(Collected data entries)
start

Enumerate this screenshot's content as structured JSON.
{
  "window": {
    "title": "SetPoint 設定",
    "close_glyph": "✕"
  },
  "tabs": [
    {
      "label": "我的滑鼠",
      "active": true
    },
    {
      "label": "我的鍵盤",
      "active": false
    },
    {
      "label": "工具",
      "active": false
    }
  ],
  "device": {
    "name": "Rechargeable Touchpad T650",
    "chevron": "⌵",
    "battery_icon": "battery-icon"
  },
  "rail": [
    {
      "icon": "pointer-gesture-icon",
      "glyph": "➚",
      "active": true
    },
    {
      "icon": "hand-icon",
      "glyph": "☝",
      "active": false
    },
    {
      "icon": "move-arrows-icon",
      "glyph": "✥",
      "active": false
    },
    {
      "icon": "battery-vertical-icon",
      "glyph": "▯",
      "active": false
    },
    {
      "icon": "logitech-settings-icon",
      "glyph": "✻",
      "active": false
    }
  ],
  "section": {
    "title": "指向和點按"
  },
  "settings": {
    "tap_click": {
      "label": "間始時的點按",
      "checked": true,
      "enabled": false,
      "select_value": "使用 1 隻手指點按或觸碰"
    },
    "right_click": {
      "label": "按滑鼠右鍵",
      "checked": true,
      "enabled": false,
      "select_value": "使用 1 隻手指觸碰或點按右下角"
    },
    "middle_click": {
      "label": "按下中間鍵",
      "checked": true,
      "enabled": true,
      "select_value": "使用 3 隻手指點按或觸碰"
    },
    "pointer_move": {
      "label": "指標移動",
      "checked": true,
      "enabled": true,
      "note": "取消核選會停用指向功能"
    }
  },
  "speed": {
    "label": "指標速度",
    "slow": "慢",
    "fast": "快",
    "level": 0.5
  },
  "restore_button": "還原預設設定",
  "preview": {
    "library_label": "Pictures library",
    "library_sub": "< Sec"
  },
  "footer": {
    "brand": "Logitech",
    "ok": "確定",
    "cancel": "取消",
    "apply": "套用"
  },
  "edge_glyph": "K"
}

end

** WHAT IS REQUIRED **
Repeat all of the records above exactly as written.

** COMPLETE ANSWER **
Enumerate this screenshot's content as structured JSON.
{
  "window": {
    "title": "SetPoint 設定",
    "close_glyph": "✕"
  },
  "tabs": [
    {
      "label": "我的滑鼠",
      "active": true
    },
    {
      "label": "我的鍵盤",
      "active": false
    },
    {
      "label": "工具",
      "active": false
    }
  ],
  "device": {
    "name": "Rechargeable Touchpad T650",
    "chevron": "⌵",
    "battery_icon": "battery-icon"
  },
  "rail": [
    {
      "icon": "pointer-gesture-icon",
      "glyph": "➚",
      "active": true
    },
    {
      "icon": "hand-icon",
      "glyph": "☝",
      "active": false
    },
    {
      "icon": "move-arrows-icon",
      "glyph": "✥",
      "active": false
    },
    {
      "icon": "battery-vertical-icon",
      "glyph": "▯",
      "active": false
    },
    {
      "icon": "logitech-settings-icon",
      "glyph": "✻",
      "active": false
    }
  ],
  "section": {
    "title": "指向和點按"
  },
  "settings": {
    "tap_click": {
      "label": "間始時的點按",
      "checked": true,
      "enabled": false,
      "select_value": "使用 1 隻手指點按或觸碰"
    },
    "right_click": {
      "label": "按滑鼠右鍵",
      "checked": true,
      "enabled": false,
      "select_value": "使用 1 隻手指觸碰或點按右下角"
    },
    "middle_click": {
      "label": "按下中間鍵",
      "checked": true,
      "enabled": true,
      "select_value": "使用 3 隻手指點按或觸碰"
    },
    "pointer_move": {
      "label": "指標移動",
      "checked": true,
      "enabled": true,
      "note": "取消核選會停用指向功能"
    }
  },
  "speed": {
    "label": "指標速度",
    "slow": "慢",
    "fast": "快",
    "level": 0.5
  },
  "restore_button": "還原預設設定",
  "preview": {
    "library_label": "Pictures library",
    "library_sub": "< Sec"
  },
  "footer": {
    "brand": "Logitech",
    "ok": "確定",
    "cancel": "取消",
    "apply": "套用"
  },
  "edge_glyph": "K"
}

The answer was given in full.